Retype the data that follows line by line, exactly, and leave its pictures out.

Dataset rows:
· · · ·
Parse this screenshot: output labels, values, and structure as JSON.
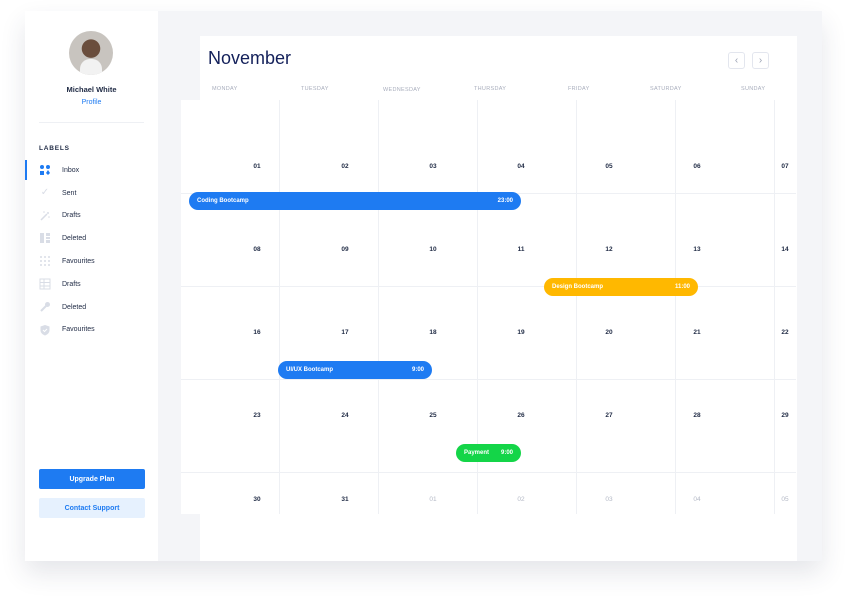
{
  "user": {
    "name": "Michael White",
    "profile_link": "Profile"
  },
  "labels_title": "LABELS",
  "nav": [
    {
      "label": "Inbox",
      "icon": "inbox-icon",
      "active": true
    },
    {
      "label": "Sent",
      "icon": "check-icon"
    },
    {
      "label": "Drafts",
      "icon": "magic-wand-icon"
    },
    {
      "label": "Deleted",
      "icon": "columns-icon"
    },
    {
      "label": "Favourites",
      "icon": "grid-icon"
    },
    {
      "label": "Drafts",
      "icon": "table-icon"
    },
    {
      "label": "Deleted",
      "icon": "wrench-icon"
    },
    {
      "label": "Favourites",
      "icon": "shield-icon"
    }
  ],
  "buttons": {
    "upgrade": "Upgrade Plan",
    "support": "Contact Support"
  },
  "calendar": {
    "month": "November",
    "weekdays": [
      "MONDAY",
      "TUESDAY",
      "WEDNESDAY",
      "THURSDAY",
      "FRIDAY",
      "SATURDAY",
      "SUNDAY"
    ],
    "weeks": [
      [
        "01",
        "02",
        "03",
        "04",
        "05",
        "06",
        "07"
      ],
      [
        "08",
        "09",
        "10",
        "11",
        "12",
        "13",
        "14"
      ],
      [
        "16",
        "17",
        "18",
        "19",
        "20",
        "21",
        "22"
      ],
      [
        "23",
        "24",
        "25",
        "26",
        "27",
        "28",
        "29"
      ],
      [
        "30",
        "31",
        "01",
        "02",
        "03",
        "04",
        "05"
      ]
    ],
    "muted_last_week_from": 2,
    "events": [
      {
        "title": "Coding Bootcamp",
        "time": "23:00",
        "color": "#1e7bf2"
      },
      {
        "title": "Design Bootcamp",
        "time": "11:00",
        "color": "#ffb800"
      },
      {
        "title": "UI/UX Bootcamp",
        "time": "9:00",
        "color": "#1e7bf2"
      },
      {
        "title": "Payment",
        "time": "9:00",
        "color": "#14d548"
      }
    ]
  },
  "colors": {
    "accent": "#1e7bf2",
    "title": "#13205a"
  }
}
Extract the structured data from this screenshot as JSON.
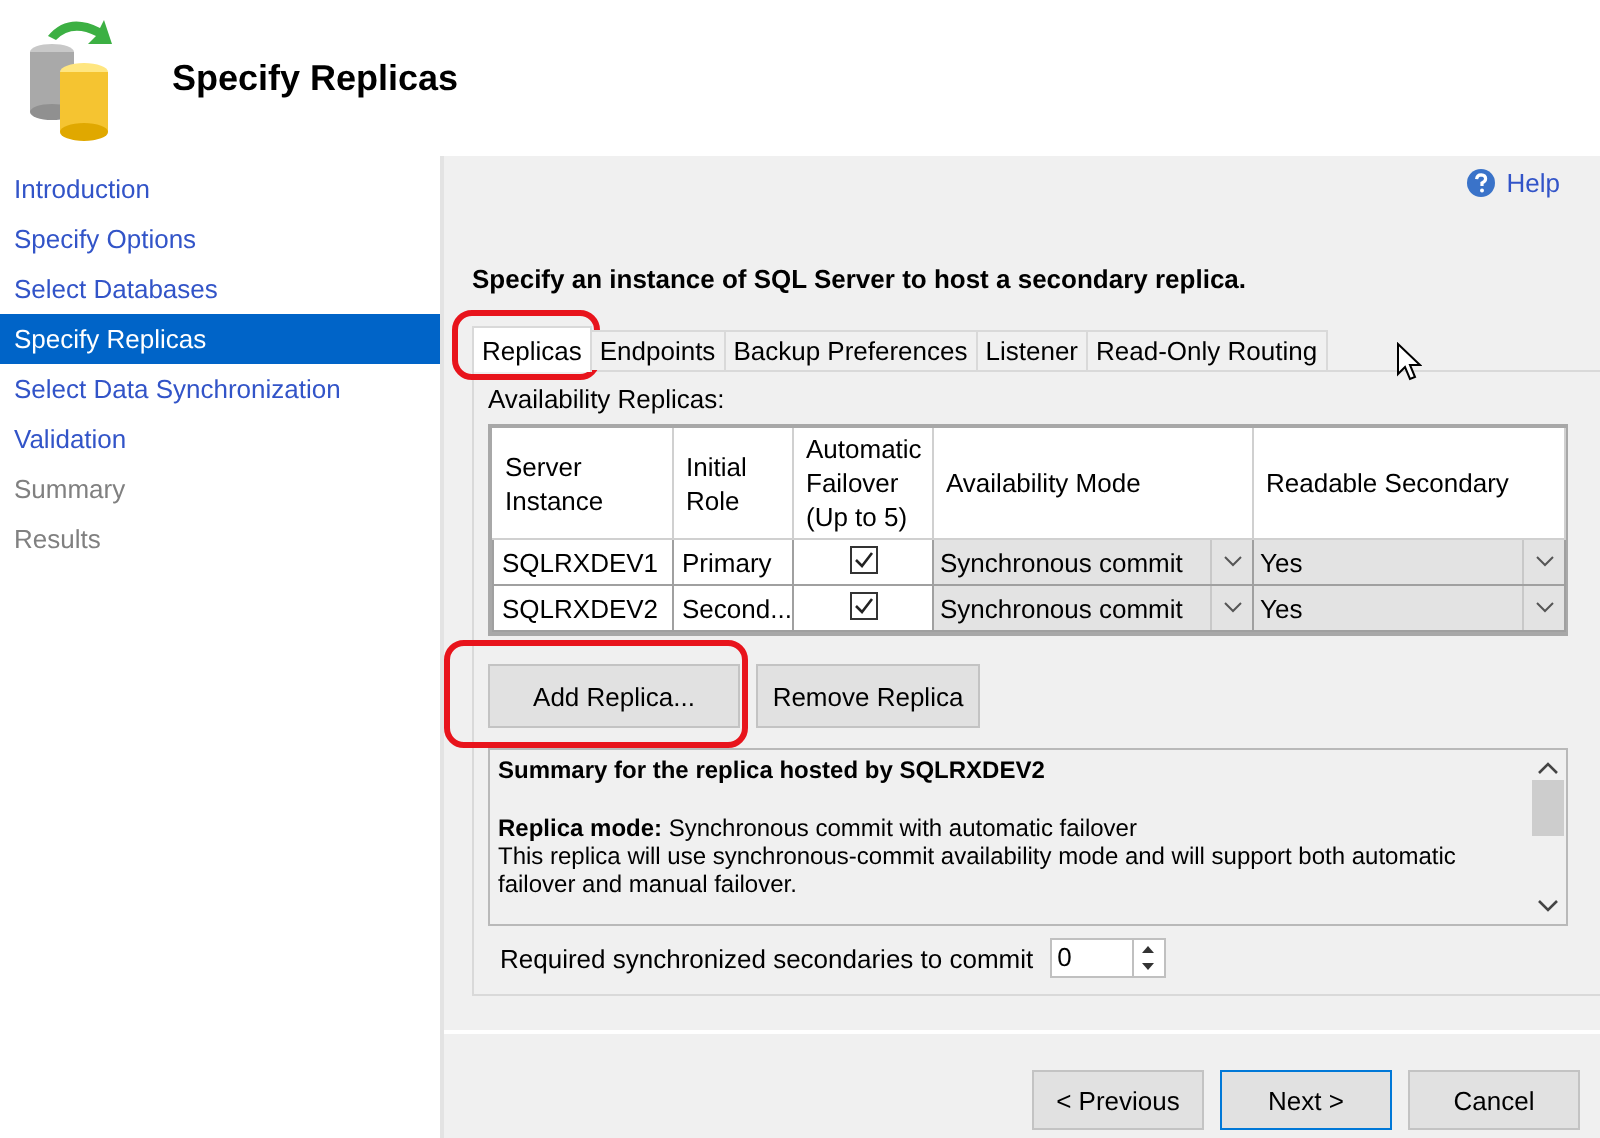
{
  "header": {
    "title": "Specify Replicas"
  },
  "sidebar": {
    "items": [
      {
        "label": "Introduction",
        "selected": false,
        "disabled": false
      },
      {
        "label": "Specify Options",
        "selected": false,
        "disabled": false
      },
      {
        "label": "Select Databases",
        "selected": false,
        "disabled": false
      },
      {
        "label": "Specify Replicas",
        "selected": true,
        "disabled": false
      },
      {
        "label": "Select Data Synchronization",
        "selected": false,
        "disabled": false
      },
      {
        "label": "Validation",
        "selected": false,
        "disabled": false
      },
      {
        "label": "Summary",
        "selected": false,
        "disabled": true
      },
      {
        "label": "Results",
        "selected": false,
        "disabled": true
      }
    ]
  },
  "help_link": "Help",
  "instruction": "Specify an instance of SQL Server to host a secondary replica.",
  "tabs": [
    {
      "label": "Replicas",
      "selected": true,
      "highlighted": true
    },
    {
      "label": "Endpoints",
      "selected": false,
      "highlighted": false
    },
    {
      "label": "Backup Preferences",
      "selected": false,
      "highlighted": false
    },
    {
      "label": "Listener",
      "selected": false,
      "highlighted": false
    },
    {
      "label": "Read-Only Routing",
      "selected": false,
      "highlighted": false
    }
  ],
  "replicas_label": "Availability Replicas:",
  "table": {
    "columns": [
      "Server Instance",
      "Initial Role",
      "Automatic Failover (Up to 5)",
      "Availability Mode",
      "Readable Secondary"
    ],
    "rows": [
      {
        "server": "SQLRXDEV1",
        "role": "Primary",
        "automatic_failover": true,
        "availability_mode": "Synchronous commit",
        "readable_secondary": "Yes"
      },
      {
        "server": "SQLRXDEV2",
        "role": "Second...",
        "automatic_failover": true,
        "availability_mode": "Synchronous commit",
        "readable_secondary": "Yes"
      }
    ]
  },
  "replica_buttons": [
    {
      "label": "Add Replica...",
      "highlighted": true
    },
    {
      "label": "Remove Replica",
      "highlighted": false
    }
  ],
  "summary": {
    "title": "Summary for the replica hosted by SQLRXDEV2",
    "lines": [
      "**Replica mode:** Synchronous commit with automatic failover",
      "This replica will use synchronous-commit availability mode and will support both automatic failover and manual failover."
    ]
  },
  "required_secondaries": {
    "label": "Required synchronized secondaries to commit",
    "value": "0"
  },
  "footer_buttons": [
    {
      "label": "< Previous",
      "default": false
    },
    {
      "label": "Next >",
      "default": true
    },
    {
      "label": "Cancel",
      "default": false
    }
  ]
}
· · · ·
RIGHT ANSWER
Parse this screenshot: output labels, values, and structure as JSON.
{
  "user": {
    "name": "Michael White",
    "profile_link": "Profile"
  },
  "labels_title": "LABELS",
  "nav": [
    {
      "label": "Inbox",
      "icon": "inbox-icon",
      "active": true
    },
    {
      "label": "Sent",
      "icon": "check-icon"
    },
    {
      "label": "Drafts",
      "icon": "magic-wand-icon"
    },
    {
      "label": "Deleted",
      "icon": "columns-icon"
    },
    {
      "label": "Favourites",
      "icon": "grid-icon"
    },
    {
      "label": "Drafts",
      "icon": "table-icon"
    },
    {
      "label": "Deleted",
      "icon": "wrench-icon"
    },
    {
      "label": "Favourites",
      "icon": "shield-icon"
    }
  ],
  "buttons": {
    "upgrade": "Upgrade Plan",
    "support": "Contact Support"
  },
  "calendar": {
    "month": "November",
    "weekdays": [
      "MONDAY",
      "TUESDAY",
      "WEDNESDAY",
      "THURSDAY",
      "FRIDAY",
      "SATURDAY",
      "SUNDAY"
    ],
    "weeks": [
      [
        "01",
        "02",
        "03",
        "04",
        "05",
        "06",
        "07"
      ],
      [
        "08",
        "09",
        "10",
        "11",
        "12",
        "13",
        "14"
      ],
      [
        "16",
        "17",
        "18",
        "19",
        "20",
        "21",
        "22"
      ],
      [
        "23",
        "24",
        "25",
        "26",
        "27",
        "28",
        "29"
      ],
      [
        "30",
        "31",
        "01",
        "02",
        "03",
        "04",
        "05"
      ]
    ],
    "muted_last_week_from": 2,
    "events": [
      {
        "title": "Coding Bootcamp",
        "time": "23:00",
        "color": "#1e7bf2"
      },
      {
        "title": "Design Bootcamp",
        "time": "11:00",
        "color": "#ffb800"
      },
      {
        "title": "UI/UX Bootcamp",
        "time": "9:00",
        "color": "#1e7bf2"
      },
      {
        "title": "Payment",
        "time": "9:00",
        "color": "#14d548"
      }
    ]
  },
  "colors": {
    "accent": "#1e7bf2",
    "title": "#13205a"
  }
}
Extract the structured data from this screenshot as JSON.
{
  "header": {
    "title": "Specify Replicas"
  },
  "sidebar": {
    "items": [
      {
        "label": "Introduction",
        "selected": false,
        "disabled": false
      },
      {
        "label": "Specify Options",
        "selected": false,
        "disabled": false
      },
      {
        "label": "Select Databases",
        "selected": false,
        "disabled": false
      },
      {
        "label": "Specify Replicas",
        "selected": true,
        "disabled": false
      },
      {
        "label": "Select Data Synchronization",
        "selected": false,
        "disabled": false
      },
      {
        "label": "Validation",
        "selected": false,
        "disabled": false
      },
      {
        "label": "Summary",
        "selected": false,
        "disabled": true
      },
      {
        "label": "Results",
        "selected": false,
        "disabled": true
      }
    ]
  },
  "help_link": "Help",
  "instruction": "Specify an instance of SQL Server to host a secondary replica.",
  "tabs": [
    {
      "label": "Replicas",
      "selected": true,
      "highlighted": true
    },
    {
      "label": "Endpoints",
      "selected": false,
      "highlighted": false
    },
    {
      "label": "Backup Preferences",
      "selected": false,
      "highlighted": false
    },
    {
      "label": "Listener",
      "selected": false,
      "highlighted": false
    },
    {
      "label": "Read-Only Routing",
      "selected": false,
      "highlighted": false
    }
  ],
  "replicas_label": "Availability Replicas:",
  "table": {
    "columns": [
      "Server Instance",
      "Initial Role",
      "Automatic Failover (Up to 5)",
      "Availability Mode",
      "Readable Secondary"
    ],
    "rows": [
      {
        "server": "SQLRXDEV1",
        "role": "Primary",
        "automatic_failover": true,
        "availability_mode": "Synchronous commit",
        "readable_secondary": "Yes"
      },
      {
        "server": "SQLRXDEV2",
        "role": "Second...",
        "automatic_failover": true,
        "availability_mode": "Synchronous commit",
        "readable_secondary": "Yes"
      }
    ]
  },
  "replica_buttons": [
    {
      "label": "Add Replica...",
      "highlighted": true
    },
    {
      "label": "Remove Replica",
      "highlighted": false
    }
  ],
  "summary": {
    "title": "Summary for the replica hosted by SQLRXDEV2",
    "lines": [
      "**Replica mode:** Synchronous commit with automatic failover",
      "This replica will use synchronous-commit availability mode and will support both automatic failover and manual failover."
    ]
  },
  "required_secondaries": {
    "label": "Required synchronized secondaries to commit",
    "value": "0"
  },
  "footer_buttons": [
    {
      "label": "< Previous",
      "default": false
    },
    {
      "label": "Next >",
      "default": true
    },
    {
      "label": "Cancel",
      "default": false
    }
  ]
}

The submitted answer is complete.